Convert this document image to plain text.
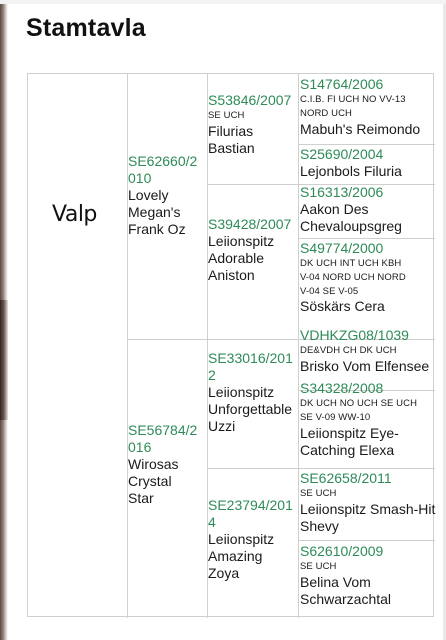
Stamtavla
Valp
SE62660/2
010
Lovely
Megan's
Frank Oz
SE56784/2
016
Wirosas
Crystal
Star
S53846/2007
SE UCH
Filurias
Bastian
S39428/2007
Leiionspitz
Adorable
Aniston
SE33016/201
2
Leiionspitz
Unforgettable
Uzzi
SE23794/201
4
Leiionspitz
Amazing
Zoya
S14764/2006
C.I.B. FI UCH NO VV-13
NORD UCH
Mabuh's Reimondo
S25690/2004
Lejonbols Filuria
S16313/2006
Aakon Des
Chevaloupsgreg
S49774/2000
DK UCH INT UCH KBH
V-04 NORD UCH NORD
V-04 SE V-05
Söskärs Cera
VDHKZG08/1039
DE&VDH CH DK UCH
Brisko Vom Elfensee
S34328/2008
DK UCH NO UCH SE UCH
SE V-09 WW-10
Leiionspitz Eye-
Catching Elexa
SE62658/2011
SE UCH
Leiionspitz Smash-Hit
Shevy
S62610/2009
SE UCH
Belina Vom
Schwarzachtal
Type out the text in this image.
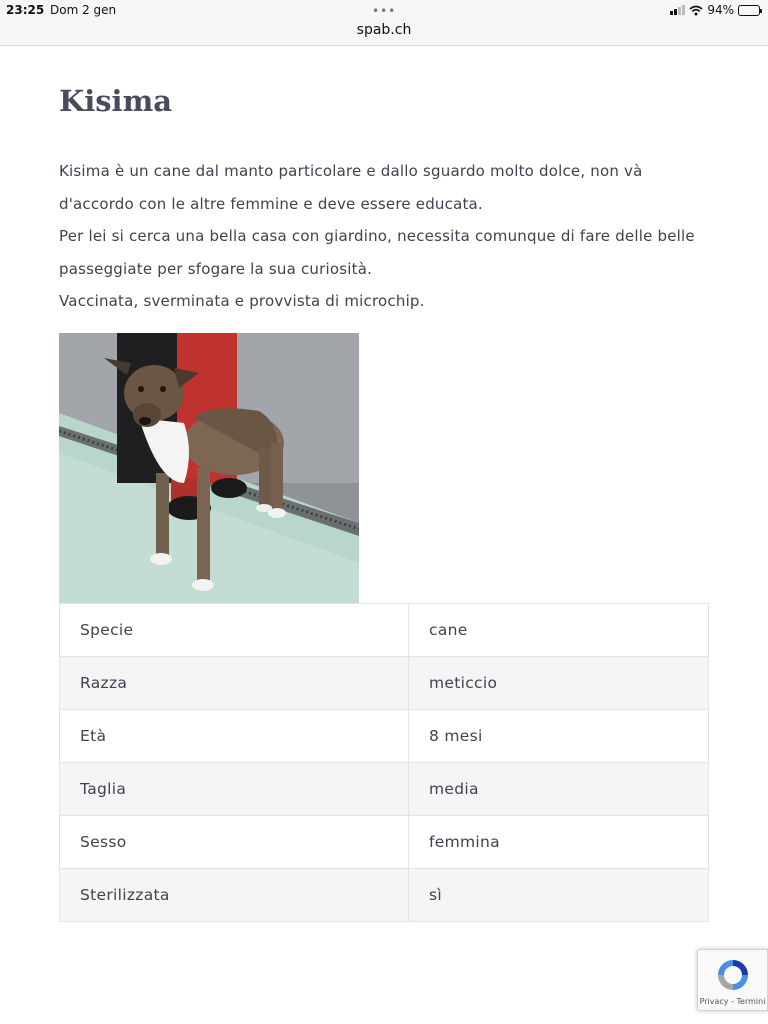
23:25 Dom 2 gen	•••
spab.ch
94%
Kisima

Kisima è un cane dal manto particolare e dallo sguardo molto dolce, non và d'accordo con le altre femmine e deve essere educata.

Per lei si cerca una bella casa con giardino, necessita comunque di fare delle belle passeggiate per sfogare la sua curiosità.

Vaccinata, sverminata e provvista di microchip.

Specie	cane
Razza	meticcio
Età	8 mesi
Taglia	media
Sesso	femmina
Sterilizzata	sì
Privacy - Termini
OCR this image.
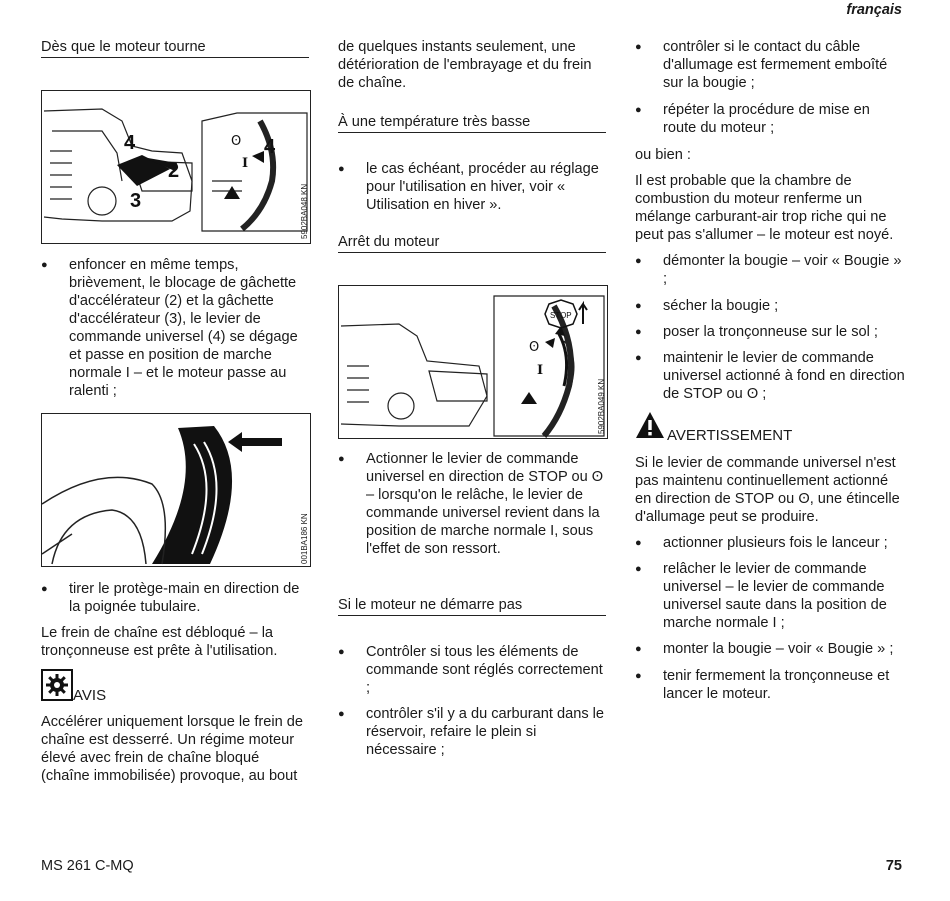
français
Dès que le moteur tourne
4
2
3
4
I
ʘ
5902BA048 KN
● enfoncer en même temps, brièvement, le blocage de gâchette d'accélérateur (2) et la gâchette d'accélérateur (3), le levier de commande universel (4) se dégage et passe en position de marche normale I – et le moteur passe au ralenti ;
001BA186 KN
● tirer le protège-main en direction de la poignée tubulaire.
Le frein de chaîne est débloqué – la tronçonneuse est prête à l'utilisation.
AVIS
Accélérer uniquement lorsque le frein de chaîne est desserré. Un régime moteur élevé avec frein de chaîne bloqué (chaîne immobilisée) provoque, au bout
de quelques instants seulement, une détérioration de l'embrayage et du frein de chaîne.
À une température très basse
● le cas échéant, procéder au réglage pour l'utilisation en hiver, voir « Utilisation en hiver ».
Arrêt du moteur
STOP
ʘ
I
5902BA049 KN
● Actionner le levier de commande universel en direction de STOP ou ʘ – lorsqu'on le relâche, le levier de commande universel revient dans la position de marche normale I, sous l'effet de son ressort.
Si le moteur ne démarre pas
● Contrôler si tous les éléments de commande sont réglés correctement ;
● contrôler s'il y a du carburant dans le réservoir, refaire le plein si nécessaire ;
● contrôler si le contact du câble d'allumage est fermement emboîté sur la bougie ;
● répéter la procédure de mise en route du moteur ;
ou bien :
Il est probable que la chambre de combustion du moteur renferme un mélange carburant-air trop riche qui ne peut pas s'allumer – le moteur est noyé.
● démonter la bougie – voir « Bougie » ;
● sécher la bougie ;
● poser la tronçonneuse sur le sol ;
● maintenir le levier de commande universel actionné à fond en direction de STOP ou ʘ ;
AVERTISSEMENT
Si le levier de commande universel n'est pas maintenu continuellement actionné en direction de STOP ou ʘ, une étincelle d'allumage peut se produire.
● actionner plusieurs fois le lanceur ;
● relâcher le levier de commande universel – le levier de commande universel saute dans la position de marche normale I ;
● monter la bougie – voir « Bougie » ;
● tenir fermement la tronçonneuse et lancer le moteur.
MS 261 C-MQ	75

---------------

▸ What is being asked: Scan the entries above. Copy each line that has the string "cane".

▸ Correct answer:
Kisima è un cane dal manto particolare e dallo sguardo molto dolce, non và d'accordo con le altre femmine e deve essere educata.
Specie	cane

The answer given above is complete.